Problem to solve:
Copy all lines below exactly as written. Leave pictures out.

-- START OF Extracted records --

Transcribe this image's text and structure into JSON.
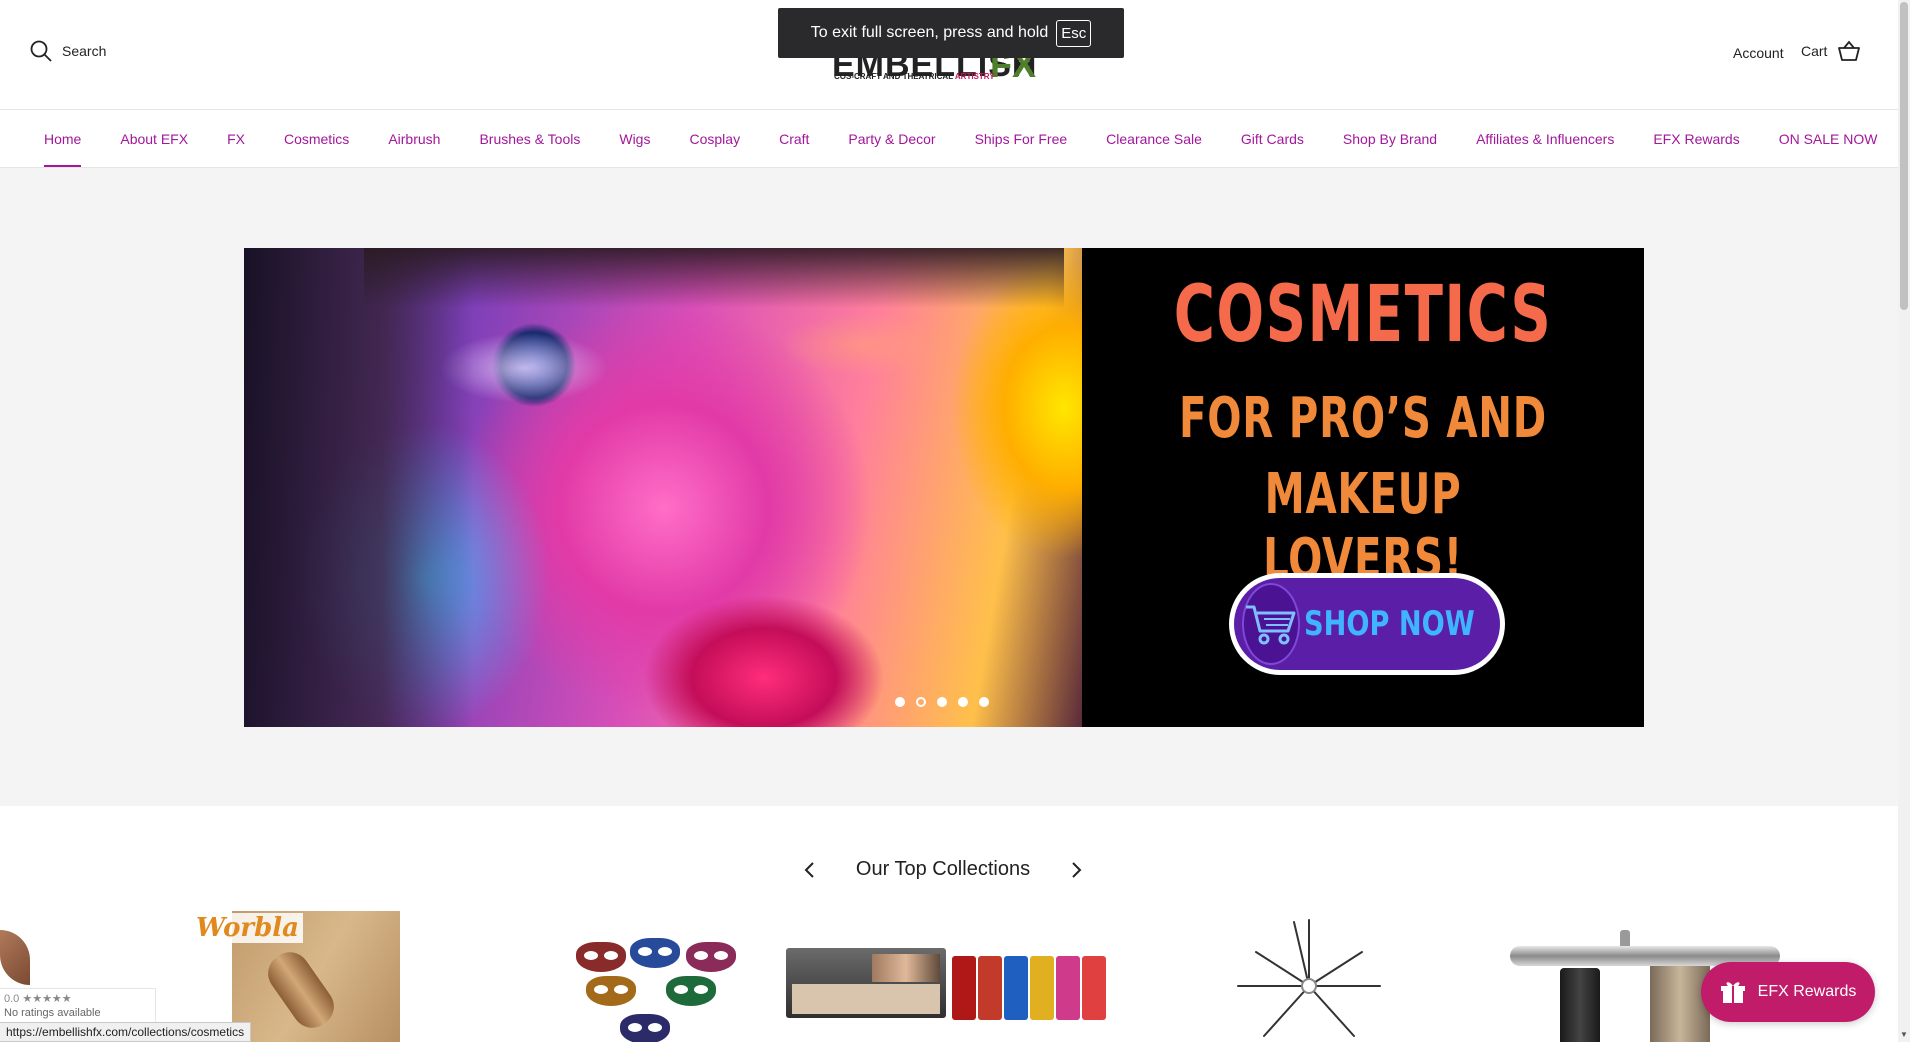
{
  "header": {
    "search_label": "Search",
    "logo_text": "EMBELLISH",
    "logo_fx": "FX",
    "logo_tagline": "COS-CRAFT AND THEATRICAL",
    "logo_tagline_accent": "ARTISTRY",
    "account_label": "Account",
    "cart_label": "Cart"
  },
  "fullscreen_toast": {
    "message": "To exit full screen, press and hold",
    "key": "Esc"
  },
  "nav": {
    "items": [
      {
        "label": "Home",
        "active": true
      },
      {
        "label": "About EFX"
      },
      {
        "label": "FX"
      },
      {
        "label": "Cosmetics"
      },
      {
        "label": "Airbrush"
      },
      {
        "label": "Brushes & Tools"
      },
      {
        "label": "Wigs"
      },
      {
        "label": "Cosplay"
      },
      {
        "label": "Craft"
      },
      {
        "label": "Party & Decor"
      },
      {
        "label": "Ships For Free"
      },
      {
        "label": "Clearance Sale"
      },
      {
        "label": "Gift Cards"
      },
      {
        "label": "Shop By Brand"
      },
      {
        "label": "Affiliates & Influencers"
      },
      {
        "label": "EFX Rewards"
      },
      {
        "label": "ON SALE NOW"
      }
    ]
  },
  "hero": {
    "title": "COSMETICS",
    "line2": "FOR PRO’S AND",
    "line3": "MAKEUP LOVERS!",
    "button_label": "SHOP NOW",
    "slide_count": 5,
    "active_slide": 2
  },
  "collections": {
    "title": "Our Top Collections",
    "worbla_brand": "Worbla"
  },
  "rewards": {
    "label": "EFX Rewards"
  },
  "review_badge": {
    "rating": "0.0 ★★★★★",
    "subtext": "No ratings available"
  },
  "status_url": "https://embellishfx.com/collections/cosmetics",
  "colors": {
    "nav_accent": "#a2179b",
    "rewards_bg": "#c01c6a",
    "hero_title": "#f56a4a",
    "hero_subtitle": "#f08a3a",
    "shop_button": "#5b1ea6"
  },
  "icons": {
    "search": "search-icon",
    "cart": "cart-icon",
    "prev": "chevron-left-icon",
    "next": "chevron-right-icon",
    "gift": "gift-icon"
  }
}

-- END OF Extracted records --

Worked answer:
Transcribe this image's text and structure into JSON.
{
  "header": {
    "search_label": "Search",
    "logo_text": "EMBELLISH",
    "logo_fx": "FX",
    "logo_tagline": "COS-CRAFT AND THEATRICAL",
    "logo_tagline_accent": "ARTISTRY",
    "account_label": "Account",
    "cart_label": "Cart"
  },
  "fullscreen_toast": {
    "message": "To exit full screen, press and hold",
    "key": "Esc"
  },
  "nav": {
    "items": [
      {
        "label": "Home",
        "active": true
      },
      {
        "label": "About EFX"
      },
      {
        "label": "FX"
      },
      {
        "label": "Cosmetics"
      },
      {
        "label": "Airbrush"
      },
      {
        "label": "Brushes & Tools"
      },
      {
        "label": "Wigs"
      },
      {
        "label": "Cosplay"
      },
      {
        "label": "Craft"
      },
      {
        "label": "Party & Decor"
      },
      {
        "label": "Ships For Free"
      },
      {
        "label": "Clearance Sale"
      },
      {
        "label": "Gift Cards"
      },
      {
        "label": "Shop By Brand"
      },
      {
        "label": "Affiliates & Influencers"
      },
      {
        "label": "EFX Rewards"
      },
      {
        "label": "ON SALE NOW"
      }
    ]
  },
  "hero": {
    "title": "COSMETICS",
    "line2": "FOR PRO’S AND",
    "line3": "MAKEUP LOVERS!",
    "button_label": "SHOP NOW",
    "slide_count": 5,
    "active_slide": 2
  },
  "collections": {
    "title": "Our Top Collections",
    "worbla_brand": "Worbla"
  },
  "rewards": {
    "label": "EFX Rewards"
  },
  "review_badge": {
    "rating": "0.0 ★★★★★",
    "subtext": "No ratings available"
  },
  "status_url": "https://embellishfx.com/collections/cosmetics",
  "colors": {
    "nav_accent": "#a2179b",
    "rewards_bg": "#c01c6a",
    "hero_title": "#f56a4a",
    "hero_subtitle": "#f08a3a",
    "shop_button": "#5b1ea6"
  },
  "icons": {
    "search": "search-icon",
    "cart": "cart-icon",
    "prev": "chevron-left-icon",
    "next": "chevron-right-icon",
    "gift": "gift-icon"
  }
}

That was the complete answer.